TASK STATEMENT. Reproduce the material in full, unchanged.

GIVEN DATA.
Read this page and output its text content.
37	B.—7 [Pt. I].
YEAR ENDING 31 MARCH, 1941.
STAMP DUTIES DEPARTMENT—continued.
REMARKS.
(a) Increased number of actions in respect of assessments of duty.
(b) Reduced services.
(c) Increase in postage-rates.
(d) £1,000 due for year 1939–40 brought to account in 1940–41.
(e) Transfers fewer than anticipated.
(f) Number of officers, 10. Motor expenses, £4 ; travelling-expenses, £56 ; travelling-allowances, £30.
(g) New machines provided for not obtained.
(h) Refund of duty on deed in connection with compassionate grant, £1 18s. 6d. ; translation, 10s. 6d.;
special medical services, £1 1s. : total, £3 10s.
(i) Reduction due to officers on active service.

RESULT BELOW.
Read this page and output its text content.
37	B.—7 [Pt. I].
YEAR ENDING 31 MARCH, 1941.
STAMP DUTIES DEPARTMENT—continued.
REMARKS.
(a) Increased number of actions in respect of assessments of duty.
(b) Reduced services.
(c) Increase in postage-rates.
(d) £1,000 due for year 1939–40 brought to account in 1940–41.
(e) Transfers fewer than anticipated.
(f) Number of officers, 10. Motor expenses, £4 ; travelling-expenses, £56 ; travelling-allowances, £30.
(g) New machines provided for not obtained.
(h) Refund of duty on deed in connection with compassionate grant, £1 18s. 6d. ; translation, 10s. 6d.;
special medical services, £1 1s. : total, £3 10s.
(i) Reduction due to officers on active service.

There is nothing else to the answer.